Provide only the number of lines in the data below that contain the word "在工作中".

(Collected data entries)

━━━━━━━━

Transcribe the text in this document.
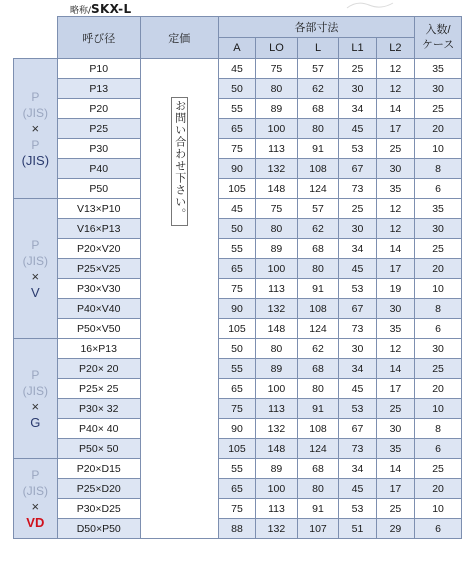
略称/SKX-L
	呼び径	定価	各部寸法					入数/
ケース
			A	LO	L	L1	L2	

P
(JIS)
×
P
(JIS)	P10	お問い合わせ下さい。	45	75	57	25	12	35
	P13		50	80	62	30	12	30
	P20		55	89	68	34	14	25
	P25		65	100	80	45	17	20
	P30		75	113	91	53	25	10
	P40		90	132	108	67	30	8
	P50		105	148	124	73	35	6

P
(JIS)
×
V	V13×P10		45	75	57	25	12	35
	V16×P13		50	80	62	30	12	30
	P20×V20		55	89	68	34	14	25
	P25×V25		65	100	80	45	17	20
	P30×V30		75	113	91	53	19	10
	P40×V40		90	132	108	67	30	8
	P50×V50		105	148	124	73	35	6

P
(JIS)
×
G	16×P13		50	80	62	30	12	30
	P20× 20		55	89	68	34	14	25
	P25× 25		65	100	80	45	17	20
	P30× 32		75	113	91	53	25	10
	P40× 40		90	132	108	67	30	8
	P50× 50		105	148	124	73	35	6

P
(JIS)
×
VD	P20×D15		55	89	68	34	14	25
	P25×D20		65	100	80	45	17	20
	P30×D25		75	113	91	53	25	10
	D50×P50		88	132	107	51	29	6
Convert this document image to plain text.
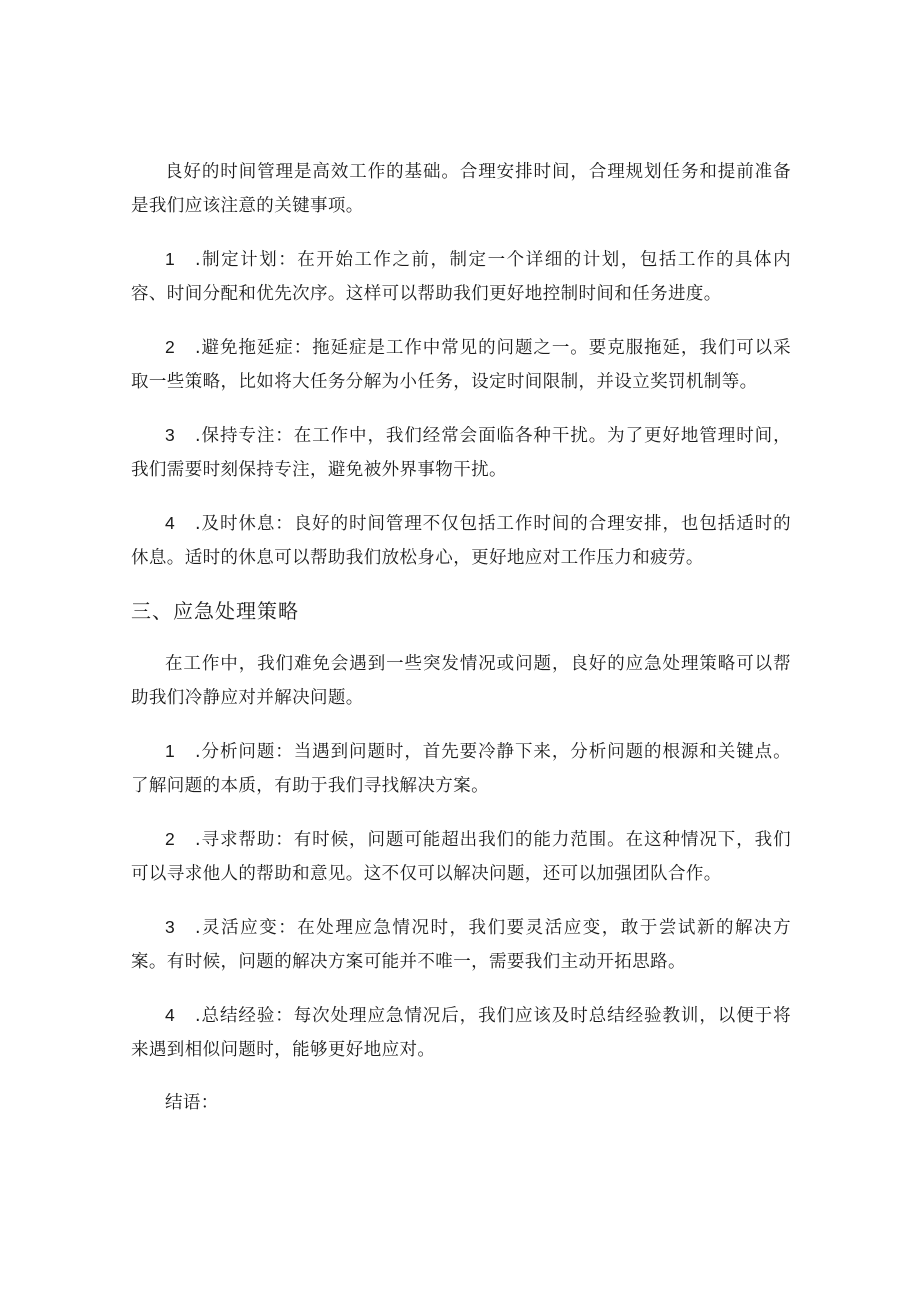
良好的时间管理是高效工作的基础。合理安排时间，合理规划任务和提前准备是我们应该注意的关键事项。

1 .制定计划：在开始工作之前，制定一个详细的计划，包括工作的具体内容、时间分配和优先次序。这样可以帮助我们更好地控制时间和任务进度。

2 .避免拖延症：拖延症是工作中常见的问题之一。要克服拖延，我们可以采取一些策略，比如将大任务分解为小任务，设定时间限制，并设立奖罚机制等。

3 .保持专注：在工作中，我们经常会面临各种干扰。为了更好地管理时间，我们需要时刻保持专注，避免被外界事物干扰。

4 .及时休息：良好的时间管理不仅包括工作时间的合理安排，也包括适时的休息。适时的休息可以帮助我们放松身心，更好地应对工作压力和疲劳。

三、应急处理策略

在工作中，我们难免会遇到一些突发情况或问题，良好的应急处理策略可以帮助我们冷静应对并解决问题。

1 .分析问题：当遇到问题时，首先要冷静下来，分析问题的根源和关键点。了解问题的本质，有助于我们寻找解决方案。

2 .寻求帮助：有时候，问题可能超出我们的能力范围。在这种情况下，我们可以寻求他人的帮助和意见。这不仅可以解决问题，还可以加强团队合作。

3 .灵活应变：在处理应急情况时，我们要灵活应变，敢于尝试新的解决方案。有时候，问题的解决方案可能并不唯一，需要我们主动开拓思路。

4 .总结经验：每次处理应急情况后，我们应该及时总结经验教训，以便于将来遇到相似问题时，能够更好地应对。

结语：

━━━━━━━━

*Result of this exercise*: 2